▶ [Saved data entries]
— begin —
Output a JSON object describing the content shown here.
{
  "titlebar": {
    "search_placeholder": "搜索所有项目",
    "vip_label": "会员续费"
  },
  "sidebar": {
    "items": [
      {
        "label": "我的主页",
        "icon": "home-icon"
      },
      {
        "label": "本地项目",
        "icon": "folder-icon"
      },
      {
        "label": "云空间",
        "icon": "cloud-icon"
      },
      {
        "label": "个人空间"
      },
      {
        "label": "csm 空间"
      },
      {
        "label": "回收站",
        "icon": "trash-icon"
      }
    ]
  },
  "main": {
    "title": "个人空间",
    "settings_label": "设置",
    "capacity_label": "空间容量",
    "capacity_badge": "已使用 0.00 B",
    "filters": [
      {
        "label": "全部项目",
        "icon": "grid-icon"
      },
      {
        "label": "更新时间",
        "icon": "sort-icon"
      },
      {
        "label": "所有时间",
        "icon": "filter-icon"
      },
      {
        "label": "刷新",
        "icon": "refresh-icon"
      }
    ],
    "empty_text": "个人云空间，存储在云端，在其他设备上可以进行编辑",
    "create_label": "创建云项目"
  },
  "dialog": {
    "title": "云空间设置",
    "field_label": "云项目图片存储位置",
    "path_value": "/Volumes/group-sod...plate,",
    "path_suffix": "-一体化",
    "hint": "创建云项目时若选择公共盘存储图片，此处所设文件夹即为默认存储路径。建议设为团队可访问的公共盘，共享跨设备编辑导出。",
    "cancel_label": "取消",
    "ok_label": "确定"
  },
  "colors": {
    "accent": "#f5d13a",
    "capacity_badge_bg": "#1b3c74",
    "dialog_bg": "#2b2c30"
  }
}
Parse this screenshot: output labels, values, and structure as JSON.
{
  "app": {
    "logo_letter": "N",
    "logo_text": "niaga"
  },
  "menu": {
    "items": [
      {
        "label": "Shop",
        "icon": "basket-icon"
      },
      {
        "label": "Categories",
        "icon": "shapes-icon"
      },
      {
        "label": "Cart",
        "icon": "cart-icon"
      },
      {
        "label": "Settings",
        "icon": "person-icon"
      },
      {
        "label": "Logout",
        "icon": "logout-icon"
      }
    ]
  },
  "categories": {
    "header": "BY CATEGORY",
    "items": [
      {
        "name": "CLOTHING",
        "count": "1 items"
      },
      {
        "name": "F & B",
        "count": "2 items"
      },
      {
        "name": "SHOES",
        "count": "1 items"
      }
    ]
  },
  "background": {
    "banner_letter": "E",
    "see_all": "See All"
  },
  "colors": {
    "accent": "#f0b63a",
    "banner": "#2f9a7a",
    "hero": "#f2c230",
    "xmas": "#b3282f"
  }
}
— end —
▶ [TO DO] In the listing above, find the line with "Parse this screenshot: output" and set down that line and all after it exactly, through the final line.

▶ [TASK RESULT]
Parse this screenshot: output labels, values, and structure as JSON.
{
  "app": {
    "logo_letter": "N",
    "logo_text": "niaga"
  },
  "menu": {
    "items": [
      {
        "label": "Shop",
        "icon": "basket-icon"
      },
      {
        "label": "Categories",
        "icon": "shapes-icon"
      },
      {
        "label": "Cart",
        "icon": "cart-icon"
      },
      {
        "label": "Settings",
        "icon": "person-icon"
      },
      {
        "label": "Logout",
        "icon": "logout-icon"
      }
    ]
  },
  "categories": {
    "header": "BY CATEGORY",
    "items": [
      {
        "name": "CLOTHING",
        "count": "1 items"
      },
      {
        "name": "F & B",
        "count": "2 items"
      },
      {
        "name": "SHOES",
        "count": "1 items"
      }
    ]
  },
  "background": {
    "banner_letter": "E",
    "see_all": "See All"
  },
  "colors": {
    "accent": "#f0b63a",
    "banner": "#2f9a7a",
    "hero": "#f2c230",
    "xmas": "#b3282f"
  }
}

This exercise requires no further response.